* [Goal]
Gather each line in the entries that includes the string "this".

* [Items from a figure collection]
■ ■ ■ ■
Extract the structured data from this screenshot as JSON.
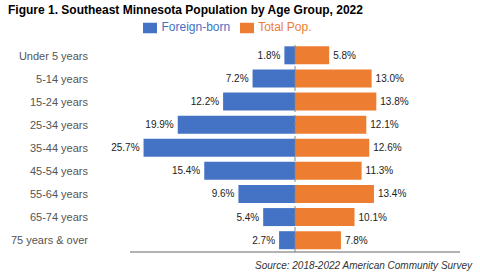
{
  "chart_data": {
    "type": "bar",
    "orientation": "horizontal",
    "title": "Figure 1. Southeast Minnesota Population by Age Group, 2022",
    "annotations": [
      "Source: 2018-2022 American Community Survey"
    ],
    "categories": [
      "Under 5 years",
      "5-14 years",
      "15-24 years",
      "25-34 years",
      "35-44 years",
      "45-54 years",
      "55-64 years",
      "65-74 years",
      "75 years & over"
    ],
    "series": [
      {
        "name": "Foreign-born",
        "color": "#4472C4",
        "values": [
          1.8,
          7.2,
          12.2,
          19.9,
          25.7,
          15.4,
          9.6,
          5.4,
          2.7
        ],
        "value_labels": [
          "1.8%",
          "7.2%",
          "12.2%",
          "19.9%",
          "25.7%",
          "15.4%",
          "9.6%",
          "5.4%",
          "2.7%"
        ]
      },
      {
        "name": "Total Pop.",
        "color": "#ED7D31",
        "values": [
          5.8,
          13.0,
          13.8,
          12.1,
          12.6,
          11.3,
          13.4,
          10.1,
          7.8
        ],
        "value_labels": [
          "5.8%",
          "13.0%",
          "13.8%",
          "12.1%",
          "12.6%",
          "11.3%",
          "13.4%",
          "10.1%",
          "7.8%"
        ]
      }
    ],
    "xlim": [
      -28,
      28
    ],
    "data_labels": true,
    "legend": "top",
    "tick_labels": "y",
    "grid": false
  }
}
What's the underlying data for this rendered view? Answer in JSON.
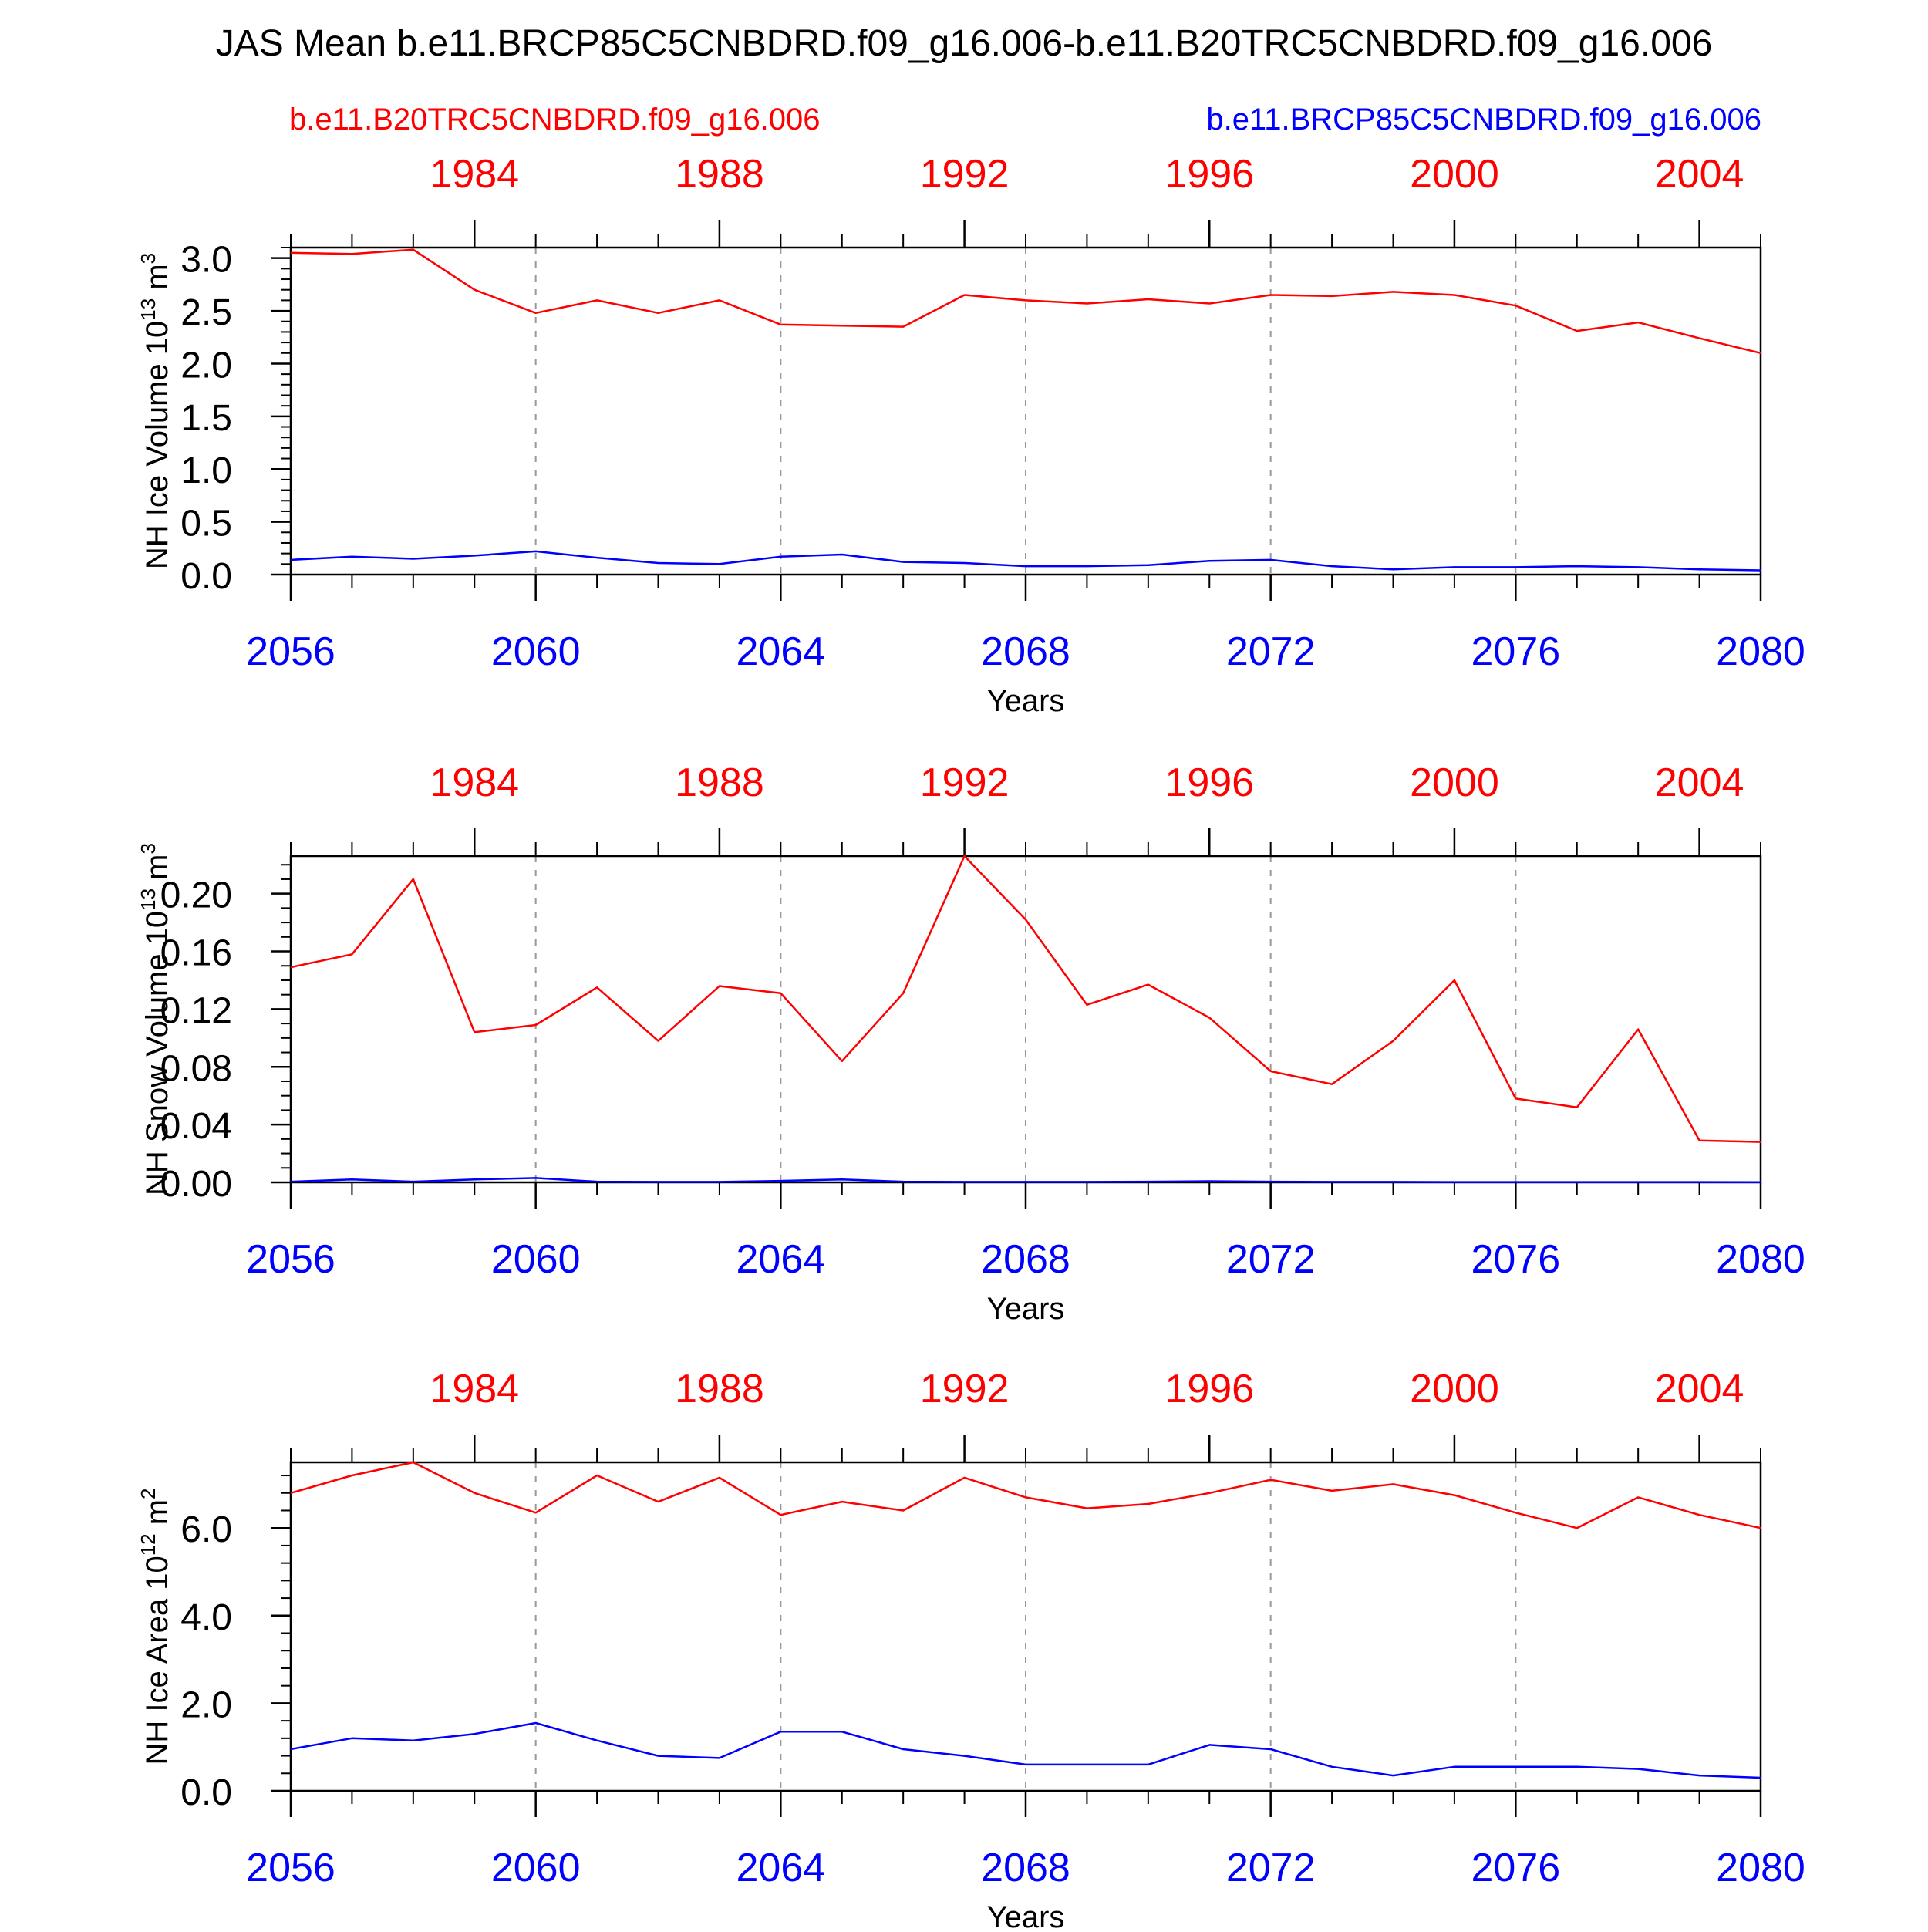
{
  "figure": {
    "title": "JAS Mean b.e11.BRCP85C5CNBDRD.f09_g16.006-b.e11.B20TRC5CNBDRD.f09_g16.006",
    "legend_left": "b.e11.B20TRC5CNBDRD.f09_g16.006",
    "legend_right": "b.e11.BRCP85C5CNBDRD.f09_g16.006",
    "colors": {
      "red": "#ff0000",
      "blue": "#0000ff",
      "axis": "#000000",
      "grid": "#999999"
    }
  },
  "chart_data": [
    {
      "type": "line",
      "ylabel": "NH Ice Volume 10",
      "ylabel_sup": "13",
      "ylabel_unit": " m",
      "ylabel_unit_sup": "3",
      "xlabel": "Years",
      "ylim": [
        0,
        3.1
      ],
      "yticks": [
        0,
        0.5,
        1.0,
        1.5,
        2.0,
        2.5,
        3.0
      ],
      "ytick_labels": [
        "0.0",
        "0.5",
        "1.0",
        "1.5",
        "2.0",
        "2.5",
        "3.0"
      ],
      "yminor_step": 0.1,
      "bottom_axis": {
        "range": [
          2056,
          2080
        ],
        "ticks": [
          2056,
          2060,
          2064,
          2068,
          2072,
          2076,
          2080
        ],
        "labels": [
          "2056",
          "2060",
          "2064",
          "2068",
          "2072",
          "2076",
          "2080"
        ]
      },
      "top_axis": {
        "range": [
          1981,
          2005
        ],
        "ticks": [
          1984,
          1988,
          1992,
          1996,
          2000,
          2004
        ],
        "labels": [
          "1984",
          "1988",
          "1992",
          "1996",
          "2000",
          "2004"
        ]
      },
      "series": [
        {
          "name": "b.e11.B20TRC5CNBDRD.f09_g16.006",
          "color": "#ff0000",
          "axis": "top",
          "x": [
            1981,
            1982,
            1983,
            1984,
            1985,
            1986,
            1987,
            1988,
            1989,
            1990,
            1991,
            1992,
            1993,
            1994,
            1995,
            1996,
            1997,
            1998,
            1999,
            2000,
            2001,
            2002,
            2003,
            2004,
            2005
          ],
          "values": [
            3.05,
            3.04,
            3.08,
            2.7,
            2.48,
            2.6,
            2.48,
            2.6,
            2.37,
            2.36,
            2.35,
            2.65,
            2.6,
            2.57,
            2.61,
            2.57,
            2.65,
            2.64,
            2.68,
            2.65,
            2.55,
            2.31,
            2.39,
            2.24,
            2.1
          ]
        },
        {
          "name": "b.e11.BRCP85C5CNBDRD.f09_g16.006",
          "color": "#0000ff",
          "axis": "bottom",
          "x": [
            2056,
            2057,
            2058,
            2059,
            2060,
            2061,
            2062,
            2063,
            2064,
            2065,
            2066,
            2067,
            2068,
            2069,
            2070,
            2071,
            2072,
            2073,
            2074,
            2075,
            2076,
            2077,
            2078,
            2079,
            2080
          ],
          "values": [
            0.14,
            0.17,
            0.15,
            0.18,
            0.22,
            0.16,
            0.11,
            0.1,
            0.17,
            0.19,
            0.12,
            0.11,
            0.08,
            0.08,
            0.09,
            0.13,
            0.14,
            0.08,
            0.05,
            0.07,
            0.07,
            0.08,
            0.07,
            0.05,
            0.04
          ]
        }
      ]
    },
    {
      "type": "line",
      "ylabel": "NH Snow Volume 10",
      "ylabel_sup": "13",
      "ylabel_unit": " m",
      "ylabel_unit_sup": "3",
      "xlabel": "Years",
      "ylim": [
        0,
        0.226
      ],
      "yticks": [
        0,
        0.04,
        0.08,
        0.12,
        0.16,
        0.2
      ],
      "ytick_labels": [
        "0.00",
        "0.04",
        "0.08",
        "0.12",
        "0.16",
        "0.20"
      ],
      "yminor_step": 0.01,
      "bottom_axis": {
        "range": [
          2056,
          2080
        ],
        "ticks": [
          2056,
          2060,
          2064,
          2068,
          2072,
          2076,
          2080
        ],
        "labels": [
          "2056",
          "2060",
          "2064",
          "2068",
          "2072",
          "2076",
          "2080"
        ]
      },
      "top_axis": {
        "range": [
          1981,
          2005
        ],
        "ticks": [
          1984,
          1988,
          1992,
          1996,
          2000,
          2004
        ],
        "labels": [
          "1984",
          "1988",
          "1992",
          "1996",
          "2000",
          "2004"
        ]
      },
      "series": [
        {
          "name": "b.e11.B20TRC5CNBDRD.f09_g16.006",
          "color": "#ff0000",
          "axis": "top",
          "x": [
            1981,
            1982,
            1983,
            1984,
            1985,
            1986,
            1987,
            1988,
            1989,
            1990,
            1991,
            1992,
            1993,
            1994,
            1995,
            1996,
            1997,
            1998,
            1999,
            2000,
            2001,
            2002,
            2003,
            2004,
            2005
          ],
          "values": [
            0.149,
            0.158,
            0.21,
            0.104,
            0.109,
            0.135,
            0.098,
            0.136,
            0.131,
            0.084,
            0.131,
            0.226,
            0.182,
            0.123,
            0.137,
            0.114,
            0.077,
            0.068,
            0.098,
            0.14,
            0.058,
            0.052,
            0.106,
            0.029,
            0.028
          ]
        },
        {
          "name": "b.e11.BRCP85C5CNBDRD.f09_g16.006",
          "color": "#0000ff",
          "axis": "bottom",
          "x": [
            2056,
            2057,
            2058,
            2059,
            2060,
            2061,
            2062,
            2063,
            2064,
            2065,
            2066,
            2067,
            2068,
            2069,
            2070,
            2071,
            2072,
            2073,
            2074,
            2075,
            2076,
            2077,
            2078,
            2079,
            2080
          ],
          "values": [
            0.0005,
            0.002,
            0.0005,
            0.002,
            0.003,
            0.0005,
            0.0003,
            0.0003,
            0.001,
            0.002,
            0.0005,
            0.0003,
            0.0003,
            0.0003,
            0.0005,
            0.0008,
            0.0005,
            0.0003,
            0.0003,
            0.0002,
            0.0002,
            0.0002,
            0.0002,
            0.0002,
            0.0001
          ]
        }
      ]
    },
    {
      "type": "line",
      "ylabel": "NH Ice Area 10",
      "ylabel_sup": "12",
      "ylabel_unit": " m",
      "ylabel_unit_sup": "2",
      "xlabel": "Years",
      "ylim": [
        0,
        7.5
      ],
      "yticks": [
        0,
        2.0,
        4.0,
        6.0
      ],
      "ytick_labels": [
        "0.0",
        "2.0",
        "4.0",
        "6.0"
      ],
      "yminor_step": 0.4,
      "bottom_axis": {
        "range": [
          2056,
          2080
        ],
        "ticks": [
          2056,
          2060,
          2064,
          2068,
          2072,
          2076,
          2080
        ],
        "labels": [
          "2056",
          "2060",
          "2064",
          "2068",
          "2072",
          "2076",
          "2080"
        ]
      },
      "top_axis": {
        "range": [
          1981,
          2005
        ],
        "ticks": [
          1984,
          1988,
          1992,
          1996,
          2000,
          2004
        ],
        "labels": [
          "1984",
          "1988",
          "1992",
          "1996",
          "2000",
          "2004"
        ]
      },
      "series": [
        {
          "name": "b.e11.B20TRC5CNBDRD.f09_g16.006",
          "color": "#ff0000",
          "axis": "top",
          "x": [
            1981,
            1982,
            1983,
            1984,
            1985,
            1986,
            1987,
            1988,
            1989,
            1990,
            1991,
            1992,
            1993,
            1994,
            1995,
            1996,
            1997,
            1998,
            1999,
            2000,
            2001,
            2002,
            2003,
            2004,
            2005
          ],
          "values": [
            6.8,
            7.2,
            7.5,
            6.8,
            6.35,
            7.2,
            6.6,
            7.15,
            6.3,
            6.6,
            6.4,
            7.15,
            6.7,
            6.45,
            6.55,
            6.8,
            7.1,
            6.85,
            7.0,
            6.75,
            6.35,
            6.0,
            6.7,
            6.3,
            6.0
          ]
        },
        {
          "name": "b.e11.BRCP85C5CNBDRD.f09_g16.006",
          "color": "#0000ff",
          "axis": "bottom",
          "x": [
            2056,
            2057,
            2058,
            2059,
            2060,
            2061,
            2062,
            2063,
            2064,
            2065,
            2066,
            2067,
            2068,
            2069,
            2070,
            2071,
            2072,
            2073,
            2074,
            2075,
            2076,
            2077,
            2078,
            2079,
            2080
          ],
          "values": [
            0.95,
            1.2,
            1.15,
            1.3,
            1.55,
            1.15,
            0.8,
            0.75,
            1.35,
            1.35,
            0.95,
            0.8,
            0.6,
            0.6,
            0.6,
            1.05,
            0.95,
            0.55,
            0.35,
            0.55,
            0.55,
            0.55,
            0.5,
            0.35,
            0.3
          ]
        }
      ]
    }
  ]
}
■ ■ ■ ■
* [Written answer]
Extract the structured data from this screenshot as JSON.
What's the underlying data for this rendered view? Answer in JSON.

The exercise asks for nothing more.